Il compito>
Quale romanzo, e di quale autore, viene definito un romanzo della memoria nella fonte riportata qui sotto?

Fonte>
%%

19 Gennaio 2021

Anguilla, o della memoria. “La luna e i falò” di Cesare Pavese

di Andrea Rapisarda

Potrei iniziare e concludere dicendo che siamo di fronte a un romanzo della memoria. E in effetti è così. La Luna e i falò si identifica con la sua continua ricerca di un luogo, di una persona, di un qualcosa che possa qualificarsi come domestico e familiare – insomma come casa – come quel qualcosa altro-da-me in cui sia possibile trovare la propria dignità e identità, quella dimensione che ci permette di essere persona. Ma non è soltanto questo.

%%

Dati disponibili>

%%

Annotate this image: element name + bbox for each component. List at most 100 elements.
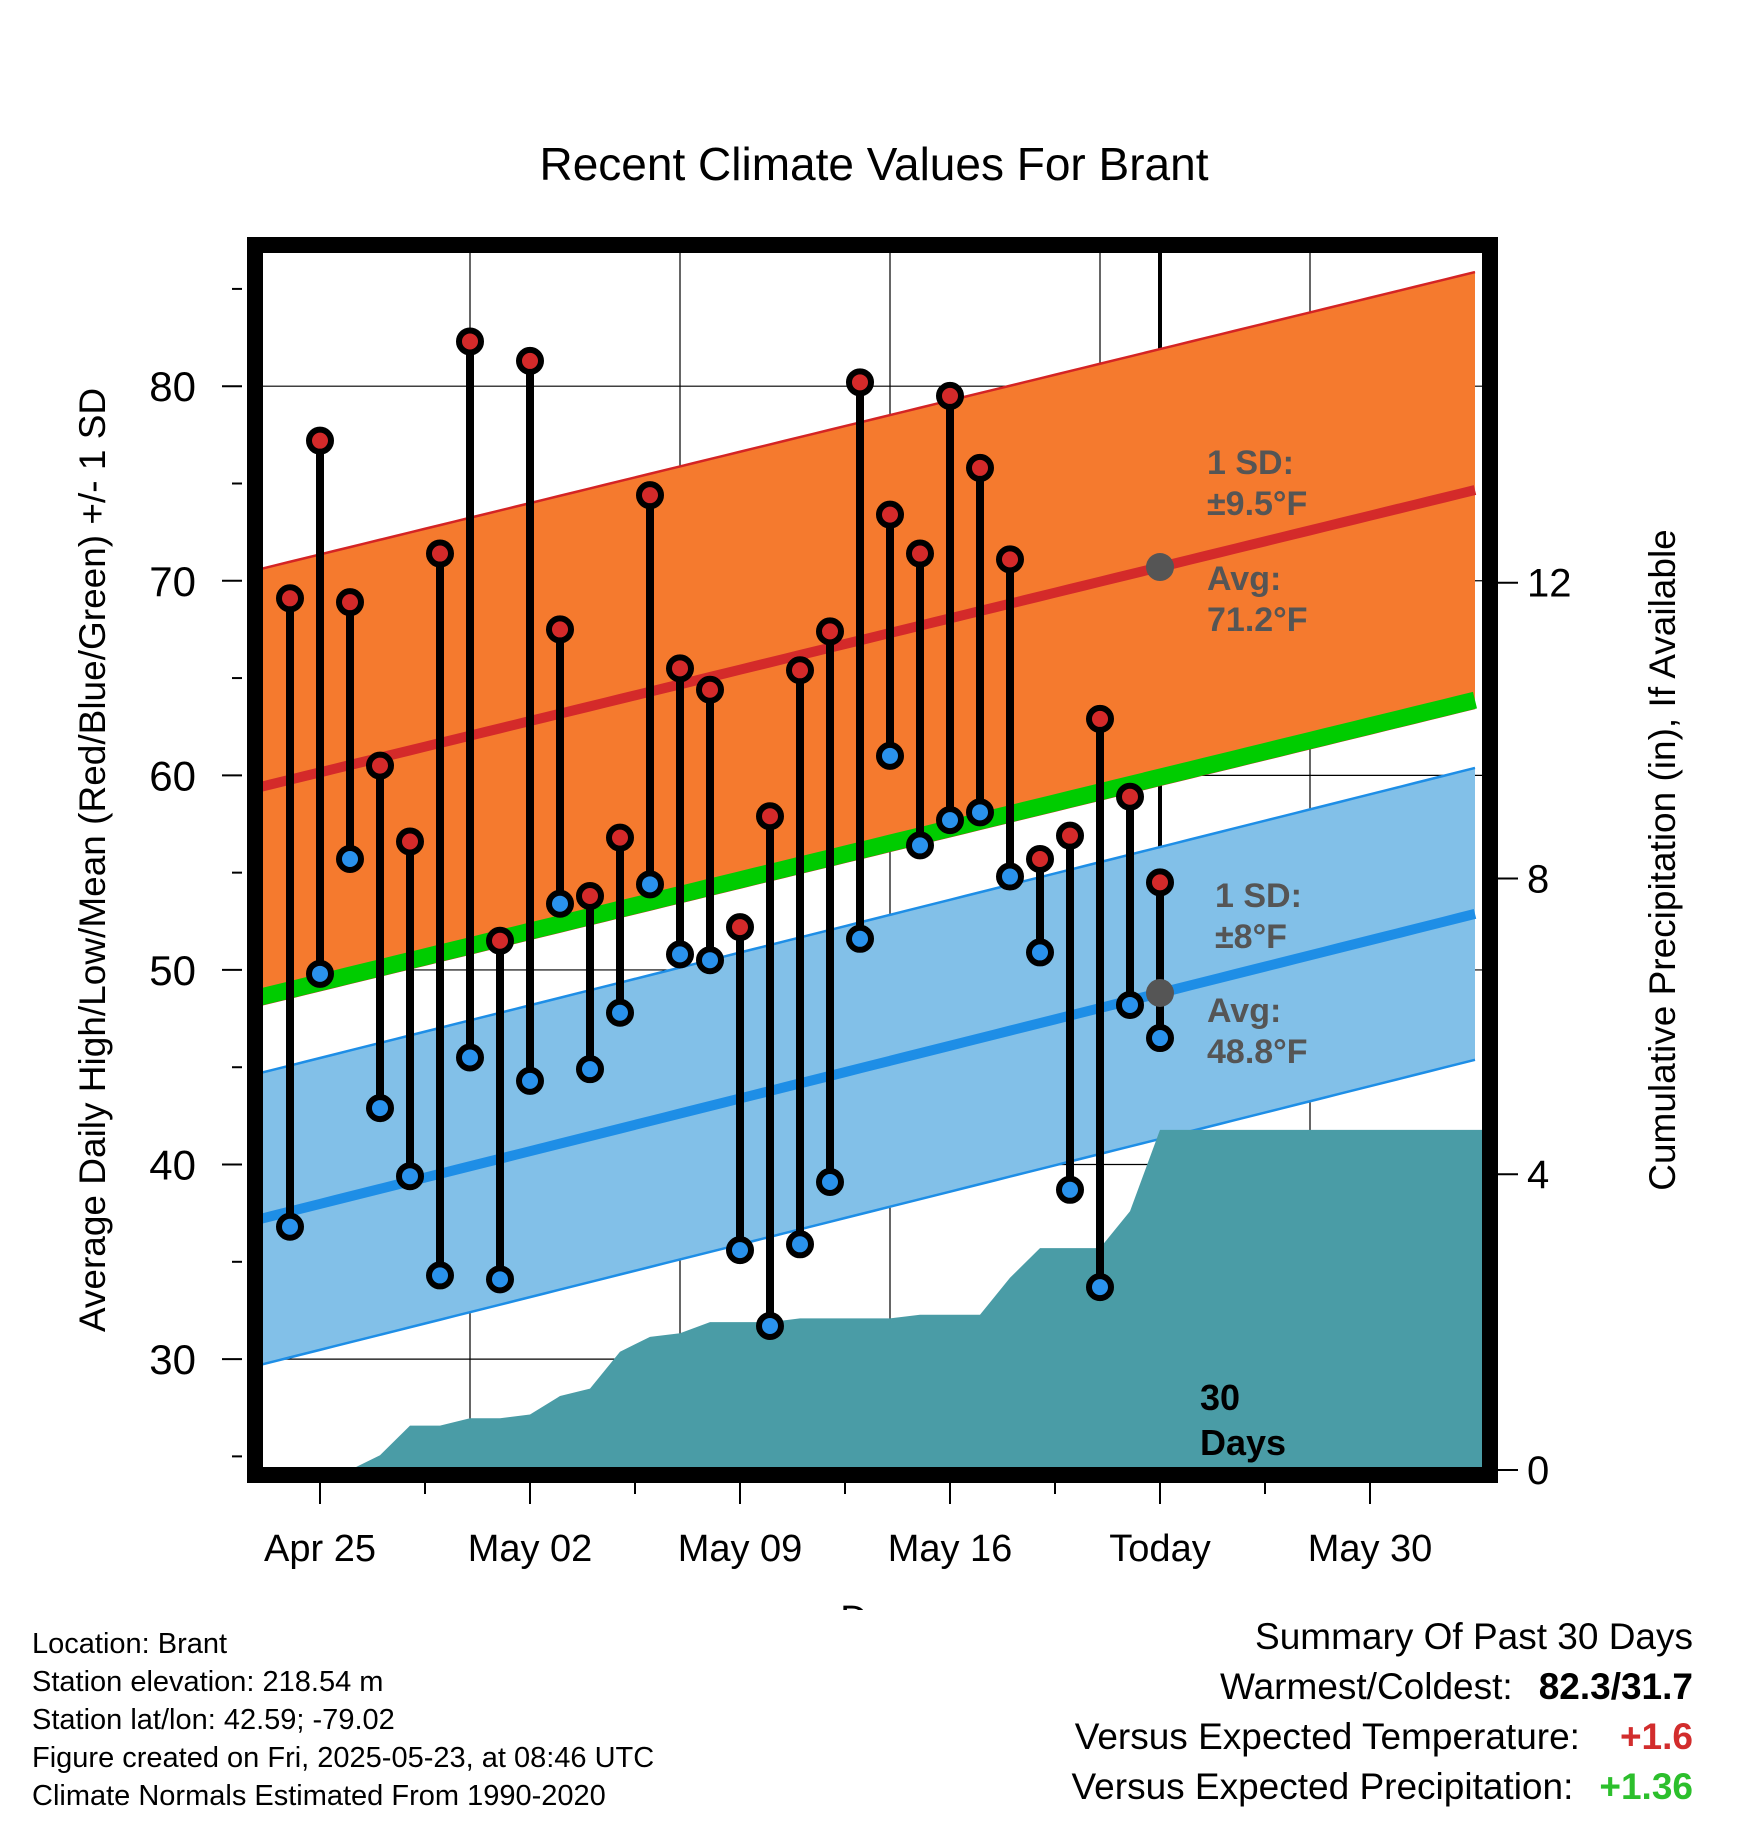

%%

Risposta>
"La luna e i falò" di Cesare Pavese.